_PROBLEM DETAILS_: Select and copy out every line in the records containing "Dallas".

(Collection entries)
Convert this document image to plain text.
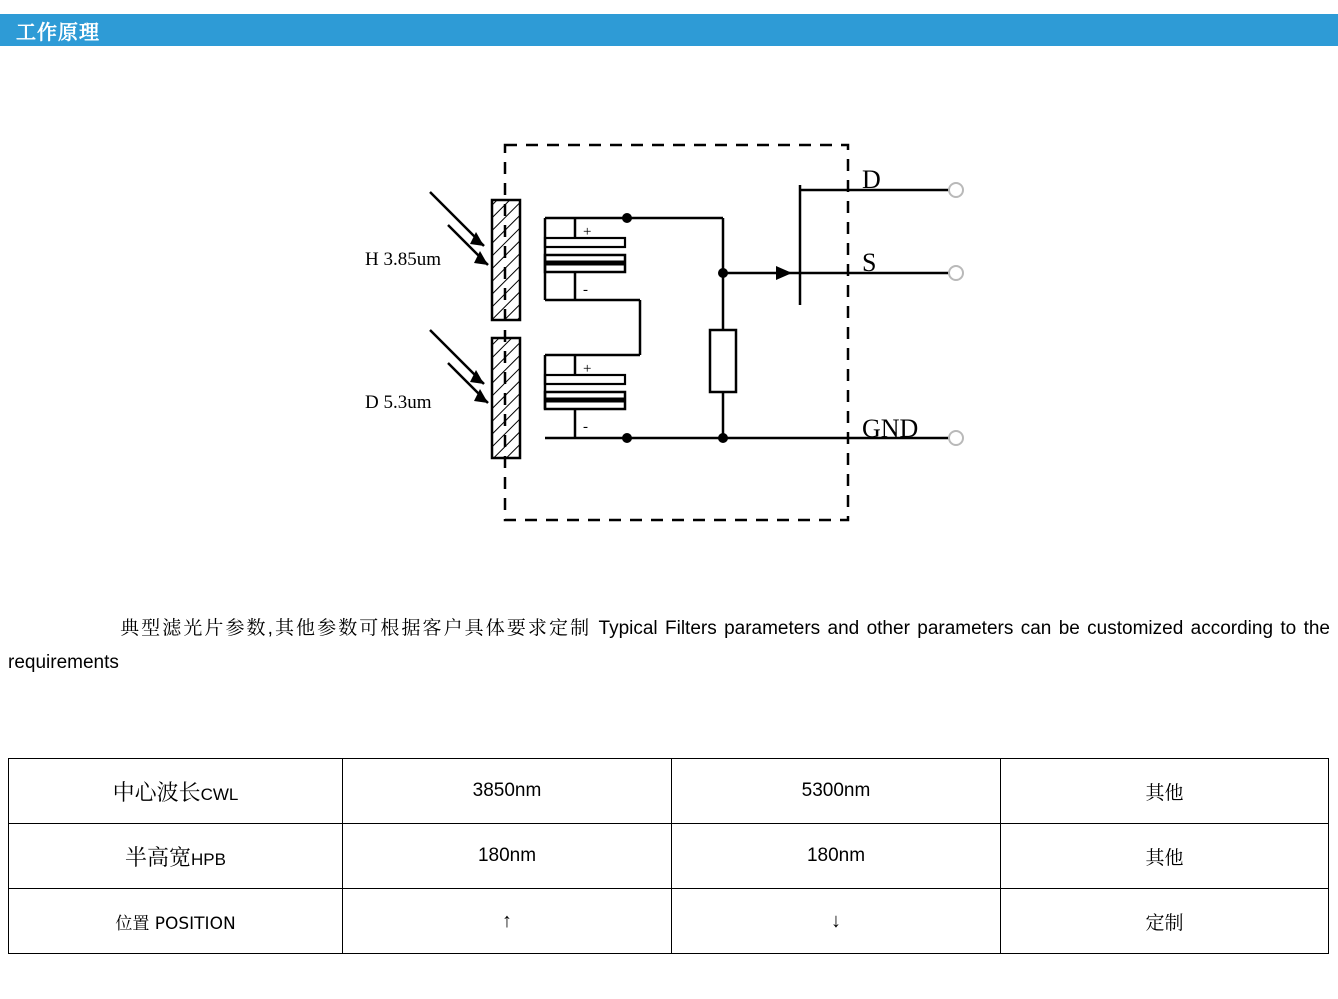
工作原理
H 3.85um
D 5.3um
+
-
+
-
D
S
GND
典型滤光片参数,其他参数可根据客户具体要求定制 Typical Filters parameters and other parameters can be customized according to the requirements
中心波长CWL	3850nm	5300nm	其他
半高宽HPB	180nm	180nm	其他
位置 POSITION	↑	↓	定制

==

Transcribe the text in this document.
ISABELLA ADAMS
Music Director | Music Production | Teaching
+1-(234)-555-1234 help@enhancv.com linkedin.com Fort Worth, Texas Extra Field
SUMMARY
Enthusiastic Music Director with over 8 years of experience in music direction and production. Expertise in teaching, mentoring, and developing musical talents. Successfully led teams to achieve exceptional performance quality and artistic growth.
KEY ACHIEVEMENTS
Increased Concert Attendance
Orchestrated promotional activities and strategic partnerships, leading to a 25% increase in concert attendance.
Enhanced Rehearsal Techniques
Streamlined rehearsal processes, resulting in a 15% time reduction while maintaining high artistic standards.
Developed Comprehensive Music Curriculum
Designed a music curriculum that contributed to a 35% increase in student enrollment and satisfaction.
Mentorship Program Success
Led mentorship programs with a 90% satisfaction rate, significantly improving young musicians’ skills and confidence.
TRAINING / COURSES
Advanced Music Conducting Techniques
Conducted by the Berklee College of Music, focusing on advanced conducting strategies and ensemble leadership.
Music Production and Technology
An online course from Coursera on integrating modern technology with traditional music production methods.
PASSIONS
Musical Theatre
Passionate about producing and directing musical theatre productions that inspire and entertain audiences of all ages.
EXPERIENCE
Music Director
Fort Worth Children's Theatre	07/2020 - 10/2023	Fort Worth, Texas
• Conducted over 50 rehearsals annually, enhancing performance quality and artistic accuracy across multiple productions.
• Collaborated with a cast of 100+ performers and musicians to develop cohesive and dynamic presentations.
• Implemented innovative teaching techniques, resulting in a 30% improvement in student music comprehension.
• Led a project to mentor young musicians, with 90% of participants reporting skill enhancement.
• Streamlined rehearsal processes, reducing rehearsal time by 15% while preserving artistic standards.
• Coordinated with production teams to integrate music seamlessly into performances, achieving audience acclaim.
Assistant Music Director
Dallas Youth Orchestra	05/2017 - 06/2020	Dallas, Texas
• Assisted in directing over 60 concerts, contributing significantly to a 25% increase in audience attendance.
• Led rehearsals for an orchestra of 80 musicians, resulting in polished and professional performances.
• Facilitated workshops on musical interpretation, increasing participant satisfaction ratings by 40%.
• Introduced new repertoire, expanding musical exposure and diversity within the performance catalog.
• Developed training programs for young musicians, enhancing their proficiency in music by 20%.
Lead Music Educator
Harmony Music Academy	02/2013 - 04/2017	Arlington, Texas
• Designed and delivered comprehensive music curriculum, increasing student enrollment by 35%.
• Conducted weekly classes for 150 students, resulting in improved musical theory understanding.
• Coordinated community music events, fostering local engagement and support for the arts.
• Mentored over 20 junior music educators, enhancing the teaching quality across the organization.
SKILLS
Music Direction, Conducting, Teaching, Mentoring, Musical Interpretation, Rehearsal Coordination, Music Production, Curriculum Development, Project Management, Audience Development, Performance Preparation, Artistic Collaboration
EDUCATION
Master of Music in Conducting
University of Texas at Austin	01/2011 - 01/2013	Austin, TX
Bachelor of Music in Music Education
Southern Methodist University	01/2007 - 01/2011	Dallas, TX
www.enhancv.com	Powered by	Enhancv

_OUTPUT FOR THIS EXERCISE_:
Dallas Youth Orchestra	05/2017 - 06/2020	Dallas, Texas
Southern Methodist University	01/2007 - 01/2011	Dallas, TX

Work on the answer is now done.